## DIRECTIONS
Copy each line that contains the word "title".

## GIVEN DATA
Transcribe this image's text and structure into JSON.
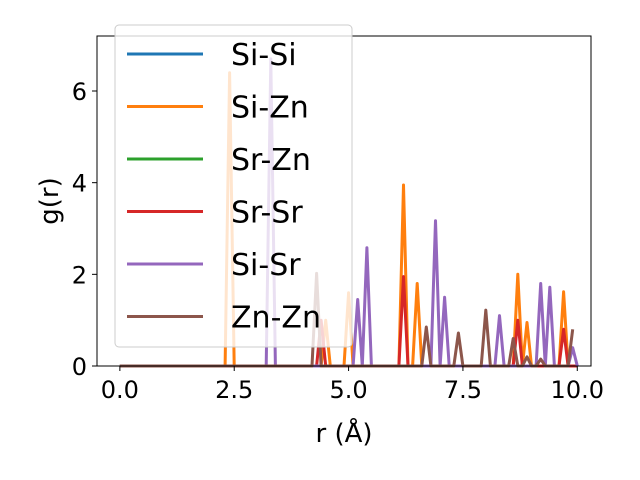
{
  "chart_data": {
    "type": "line",
    "xlabel": "r (Å)",
    "ylabel": "g(r)",
    "xlim": [
      -0.5,
      10.3
    ],
    "ylim": [
      0,
      7.2
    ],
    "x_ticks": [
      0.0,
      2.5,
      5.0,
      7.5,
      10.0
    ],
    "x_tick_labels": [
      "0.0",
      "2.5",
      "5.0",
      "7.5",
      "10.0"
    ],
    "y_ticks": [
      0,
      2,
      4,
      6
    ],
    "y_tick_labels": [
      "0",
      "2",
      "4",
      "6"
    ],
    "grid": false,
    "legend": "top-left",
    "series": [
      {
        "name": "Si-Si",
        "color": "#1f77b4",
        "points": [
          [
            0,
            0
          ],
          [
            10,
            0
          ]
        ]
      },
      {
        "name": "Si-Zn",
        "color": "#ff7f0e",
        "points": [
          [
            0,
            0
          ],
          [
            2.3,
            0
          ],
          [
            2.4,
            6.4
          ],
          [
            2.5,
            0
          ],
          [
            4.4,
            0
          ],
          [
            4.5,
            1.0
          ],
          [
            4.6,
            0
          ],
          [
            4.9,
            0
          ],
          [
            5.0,
            1.6
          ],
          [
            5.1,
            0
          ],
          [
            6.1,
            0
          ],
          [
            6.2,
            3.95
          ],
          [
            6.3,
            0
          ],
          [
            6.4,
            0
          ],
          [
            6.5,
            1.8
          ],
          [
            6.6,
            0
          ],
          [
            8.6,
            0
          ],
          [
            8.7,
            2.0
          ],
          [
            8.8,
            0
          ],
          [
            8.9,
            0.95
          ],
          [
            9.0,
            0
          ],
          [
            9.6,
            0
          ],
          [
            9.7,
            1.62
          ],
          [
            9.8,
            0
          ],
          [
            10,
            0
          ]
        ]
      },
      {
        "name": "Sr-Zn",
        "color": "#2ca02c",
        "points": [
          [
            0,
            0
          ],
          [
            10,
            0
          ]
        ]
      },
      {
        "name": "Sr-Sr",
        "color": "#d62728",
        "points": [
          [
            0,
            0
          ],
          [
            4.3,
            0
          ],
          [
            4.4,
            1.0
          ],
          [
            4.5,
            0
          ],
          [
            6.1,
            0
          ],
          [
            6.2,
            1.95
          ],
          [
            6.3,
            0
          ],
          [
            8.6,
            0
          ],
          [
            8.7,
            1.0
          ],
          [
            8.8,
            0
          ],
          [
            9.6,
            0
          ],
          [
            9.7,
            0.8
          ],
          [
            9.8,
            0
          ],
          [
            10,
            0
          ]
        ]
      },
      {
        "name": "Si-Sr",
        "color": "#9467bd",
        "points": [
          [
            0,
            0
          ],
          [
            3.2,
            0
          ],
          [
            3.3,
            6.7
          ],
          [
            3.4,
            0
          ],
          [
            5.1,
            0
          ],
          [
            5.2,
            1.45
          ],
          [
            5.3,
            0
          ],
          [
            5.4,
            2.58
          ],
          [
            5.5,
            0
          ],
          [
            6.8,
            0
          ],
          [
            6.9,
            3.17
          ],
          [
            7.0,
            0
          ],
          [
            7.1,
            1.5
          ],
          [
            7.2,
            0
          ],
          [
            8.2,
            0
          ],
          [
            8.3,
            1.1
          ],
          [
            8.4,
            0
          ],
          [
            9.1,
            0
          ],
          [
            9.2,
            1.8
          ],
          [
            9.3,
            0
          ],
          [
            9.4,
            1.72
          ],
          [
            9.5,
            0
          ],
          [
            9.8,
            0
          ],
          [
            9.9,
            0.4
          ],
          [
            10,
            0
          ]
        ]
      },
      {
        "name": "Zn-Zn",
        "color": "#8c564b",
        "points": [
          [
            0,
            0
          ],
          [
            4.2,
            0
          ],
          [
            4.3,
            2.02
          ],
          [
            4.4,
            0
          ],
          [
            6.6,
            0
          ],
          [
            6.7,
            0.85
          ],
          [
            6.8,
            0
          ],
          [
            7.3,
            0
          ],
          [
            7.4,
            0.72
          ],
          [
            7.5,
            0
          ],
          [
            7.9,
            0
          ],
          [
            8.0,
            1.22
          ],
          [
            8.1,
            0
          ],
          [
            8.5,
            0
          ],
          [
            8.6,
            0.6
          ],
          [
            8.7,
            0
          ],
          [
            8.8,
            0
          ],
          [
            8.9,
            0.2
          ],
          [
            9.0,
            0
          ],
          [
            9.1,
            0
          ],
          [
            9.2,
            0.15
          ],
          [
            9.3,
            0
          ],
          [
            9.8,
            0
          ],
          [
            9.9,
            0.8
          ]
        ]
      }
    ]
  }
}
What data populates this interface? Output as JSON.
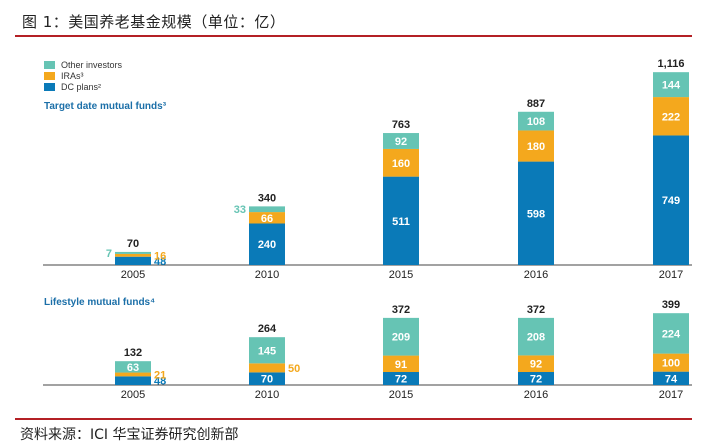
{
  "figure": {
    "title": "图 1：美国养老基金规模（单位：亿）",
    "source": "资料来源：ICI 华宝证券研究创新部"
  },
  "legend": [
    {
      "key": "other",
      "label": "Other investors",
      "color": "#66c4b4"
    },
    {
      "key": "iras",
      "label": "IRAs³",
      "color": "#f4a81d"
    },
    {
      "key": "dc",
      "label": "DC plans²",
      "color": "#0a7ab8"
    }
  ],
  "chart_data": [
    {
      "type": "bar",
      "stacked": true,
      "title": "Target date mutual funds³",
      "categories": [
        "2005",
        "2010",
        "2015",
        "2016",
        "2017"
      ],
      "totals": [
        "70",
        "340",
        "763",
        "887",
        "1,116"
      ],
      "total_values": [
        70,
        340,
        763,
        887,
        1116
      ],
      "series": [
        {
          "name": "DC plans²",
          "key": "dc",
          "values": [
            48,
            240,
            511,
            598,
            749
          ]
        },
        {
          "name": "IRAs³",
          "key": "iras",
          "values": [
            16,
            66,
            160,
            180,
            222
          ]
        },
        {
          "name": "Other investors",
          "key": "other",
          "values": [
            7,
            33,
            92,
            108,
            144
          ]
        }
      ],
      "ylim": [
        0,
        1116
      ],
      "grid": false,
      "legend_position": "top-left"
    },
    {
      "type": "bar",
      "stacked": true,
      "title": "Lifestyle mutual funds⁴",
      "categories": [
        "2005",
        "2010",
        "2015",
        "2016",
        "2017"
      ],
      "totals": [
        "132",
        "264",
        "372",
        "372",
        "399"
      ],
      "total_values": [
        132,
        264,
        372,
        372,
        399
      ],
      "series": [
        {
          "name": "DC plans²",
          "key": "dc",
          "values": [
            48,
            70,
            72,
            72,
            74
          ]
        },
        {
          "name": "IRAs³",
          "key": "iras",
          "values": [
            21,
            50,
            91,
            92,
            100
          ]
        },
        {
          "name": "Other investors",
          "key": "other",
          "values": [
            63,
            145,
            209,
            208,
            224
          ]
        }
      ],
      "ylim": [
        0,
        399
      ],
      "grid": false
    }
  ]
}
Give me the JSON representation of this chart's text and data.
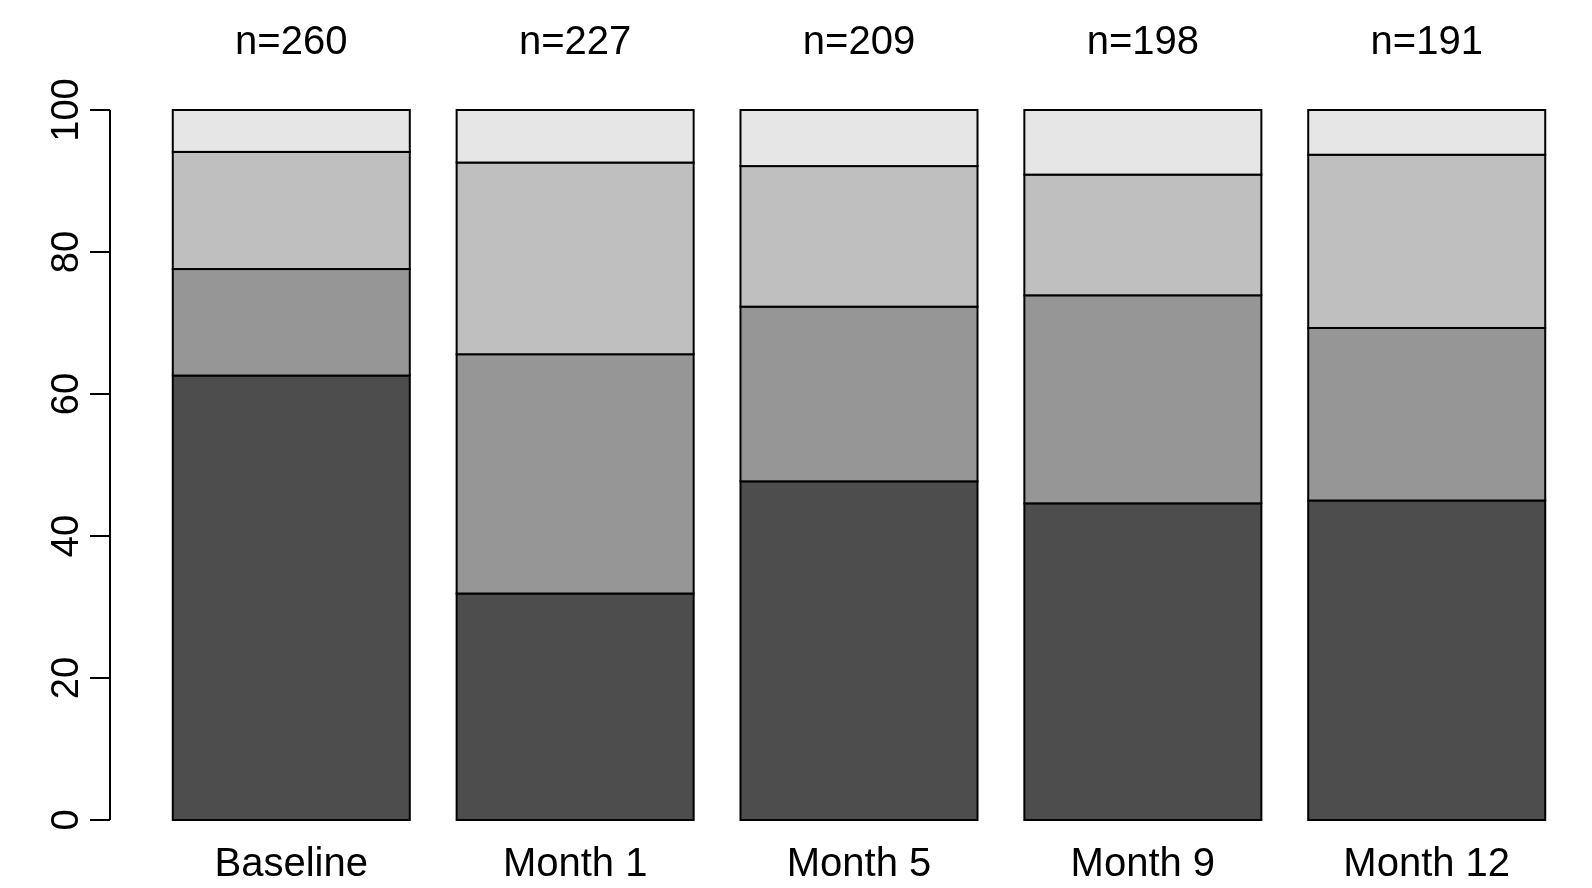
{
  "chart_data": {
    "type": "bar",
    "stacked": true,
    "categories": [
      "Baseline",
      "Month 1",
      "Month 5",
      "Month 9",
      "Month 12"
    ],
    "series": [
      {
        "color": "#4d4d4d",
        "values": [
          62.6,
          31.9,
          47.7,
          44.6,
          45.0
        ]
      },
      {
        "color": "#969696",
        "values": [
          15.0,
          33.7,
          24.6,
          29.3,
          24.3
        ]
      },
      {
        "color": "#bfbfbf",
        "values": [
          16.5,
          27.0,
          19.8,
          17.0,
          24.4
        ]
      },
      {
        "color": "#e6e6e6",
        "values": [
          5.9,
          7.4,
          7.9,
          9.1,
          6.3
        ]
      }
    ],
    "ylim": [
      0,
      100
    ],
    "yticks": [
      0,
      20,
      40,
      60,
      80,
      100
    ],
    "grid": false,
    "annotations": [
      "n=260",
      "n=227",
      "n=209",
      "n=198",
      "n=191"
    ]
  }
}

## EXERCISE RESPONSE
    "title": "图 1：美国养老基金规模（单位：亿）",
      "title": "Target date mutual funds³",
      "title": "Lifestyle mutual funds⁴",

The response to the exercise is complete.